• Input data:
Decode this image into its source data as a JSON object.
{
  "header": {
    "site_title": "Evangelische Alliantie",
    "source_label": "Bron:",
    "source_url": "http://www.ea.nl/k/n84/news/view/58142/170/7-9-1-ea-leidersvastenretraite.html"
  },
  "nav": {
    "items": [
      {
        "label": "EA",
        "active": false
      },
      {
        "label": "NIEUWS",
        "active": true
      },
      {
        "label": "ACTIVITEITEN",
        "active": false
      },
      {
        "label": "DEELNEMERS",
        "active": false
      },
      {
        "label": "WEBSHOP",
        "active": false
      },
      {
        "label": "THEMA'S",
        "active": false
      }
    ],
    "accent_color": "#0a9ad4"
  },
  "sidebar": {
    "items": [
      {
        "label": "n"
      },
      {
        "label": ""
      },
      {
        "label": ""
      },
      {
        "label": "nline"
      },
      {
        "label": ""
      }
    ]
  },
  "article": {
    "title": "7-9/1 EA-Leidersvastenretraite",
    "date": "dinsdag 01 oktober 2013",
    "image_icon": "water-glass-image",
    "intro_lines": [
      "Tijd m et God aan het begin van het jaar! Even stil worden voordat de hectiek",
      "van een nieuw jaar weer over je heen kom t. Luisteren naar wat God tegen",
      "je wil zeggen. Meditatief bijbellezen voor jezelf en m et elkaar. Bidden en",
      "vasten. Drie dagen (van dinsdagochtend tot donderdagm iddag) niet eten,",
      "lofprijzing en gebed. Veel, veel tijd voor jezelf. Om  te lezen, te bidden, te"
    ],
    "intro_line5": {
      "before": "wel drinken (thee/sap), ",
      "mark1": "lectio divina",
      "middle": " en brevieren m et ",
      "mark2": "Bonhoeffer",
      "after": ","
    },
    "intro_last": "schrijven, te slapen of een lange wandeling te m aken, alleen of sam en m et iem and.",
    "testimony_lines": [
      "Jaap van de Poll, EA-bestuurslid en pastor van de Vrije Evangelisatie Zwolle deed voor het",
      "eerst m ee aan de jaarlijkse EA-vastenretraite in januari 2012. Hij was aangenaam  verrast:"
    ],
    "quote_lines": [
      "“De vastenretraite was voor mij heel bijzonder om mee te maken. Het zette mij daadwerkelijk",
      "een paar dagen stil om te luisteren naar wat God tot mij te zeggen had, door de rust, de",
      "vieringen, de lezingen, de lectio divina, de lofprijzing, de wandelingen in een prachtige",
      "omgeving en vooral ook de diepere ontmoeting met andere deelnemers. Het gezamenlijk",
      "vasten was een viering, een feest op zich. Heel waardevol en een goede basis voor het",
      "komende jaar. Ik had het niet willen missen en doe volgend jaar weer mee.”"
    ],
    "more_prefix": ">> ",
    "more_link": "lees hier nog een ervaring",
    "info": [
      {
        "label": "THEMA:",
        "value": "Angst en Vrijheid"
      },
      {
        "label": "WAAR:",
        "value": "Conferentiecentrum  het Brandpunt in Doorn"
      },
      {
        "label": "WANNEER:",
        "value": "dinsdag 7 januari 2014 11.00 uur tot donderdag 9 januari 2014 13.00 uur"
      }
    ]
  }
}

• Stated exercise:
Repeat the data in its entirety, character for character.

• Worked solution:
Decode this image into its source data as a JSON object.
{
  "header": {
    "site_title": "Evangelische Alliantie",
    "source_label": "Bron:",
    "source_url": "http://www.ea.nl/k/n84/news/view/58142/170/7-9-1-ea-leidersvastenretraite.html"
  },
  "nav": {
    "items": [
      {
        "label": "EA",
        "active": false
      },
      {
        "label": "NIEUWS",
        "active": true
      },
      {
        "label": "ACTIVITEITEN",
        "active": false
      },
      {
        "label": "DEELNEMERS",
        "active": false
      },
      {
        "label": "WEBSHOP",
        "active": false
      },
      {
        "label": "THEMA'S",
        "active": false
      }
    ],
    "accent_color": "#0a9ad4"
  },
  "sidebar": {
    "items": [
      {
        "label": "n"
      },
      {
        "label": ""
      },
      {
        "label": ""
      },
      {
        "label": "nline"
      },
      {
        "label": ""
      }
    ]
  },
  "article": {
    "title": "7-9/1 EA-Leidersvastenretraite",
    "date": "dinsdag 01 oktober 2013",
    "image_icon": "water-glass-image",
    "intro_lines": [
      "Tijd m et God aan het begin van het jaar! Even stil worden voordat de hectiek",
      "van een nieuw jaar weer over je heen kom t. Luisteren naar wat God tegen",
      "je wil zeggen. Meditatief bijbellezen voor jezelf en m et elkaar. Bidden en",
      "vasten. Drie dagen (van dinsdagochtend tot donderdagm iddag) niet eten,",
      "lofprijzing en gebed. Veel, veel tijd voor jezelf. Om  te lezen, te bidden, te"
    ],
    "intro_line5": {
      "before": "wel drinken (thee/sap), ",
      "mark1": "lectio divina",
      "middle": " en brevieren m et ",
      "mark2": "Bonhoeffer",
      "after": ","
    },
    "intro_last": "schrijven, te slapen of een lange wandeling te m aken, alleen of sam en m et iem and.",
    "testimony_lines": [
      "Jaap van de Poll, EA-bestuurslid en pastor van de Vrije Evangelisatie Zwolle deed voor het",
      "eerst m ee aan de jaarlijkse EA-vastenretraite in januari 2012. Hij was aangenaam  verrast:"
    ],
    "quote_lines": [
      "“De vastenretraite was voor mij heel bijzonder om mee te maken. Het zette mij daadwerkelijk",
      "een paar dagen stil om te luisteren naar wat God tot mij te zeggen had, door de rust, de",
      "vieringen, de lezingen, de lectio divina, de lofprijzing, de wandelingen in een prachtige",
      "omgeving en vooral ook de diepere ontmoeting met andere deelnemers. Het gezamenlijk",
      "vasten was een viering, een feest op zich. Heel waardevol en een goede basis voor het",
      "komende jaar. Ik had het niet willen missen en doe volgend jaar weer mee.”"
    ],
    "more_prefix": ">> ",
    "more_link": "lees hier nog een ervaring",
    "info": [
      {
        "label": "THEMA:",
        "value": "Angst en Vrijheid"
      },
      {
        "label": "WAAR:",
        "value": "Conferentiecentrum  het Brandpunt in Doorn"
      },
      {
        "label": "WANNEER:",
        "value": "dinsdag 7 januari 2014 11.00 uur tot donderdag 9 januari 2014 13.00 uur"
      }
    ]
  }
}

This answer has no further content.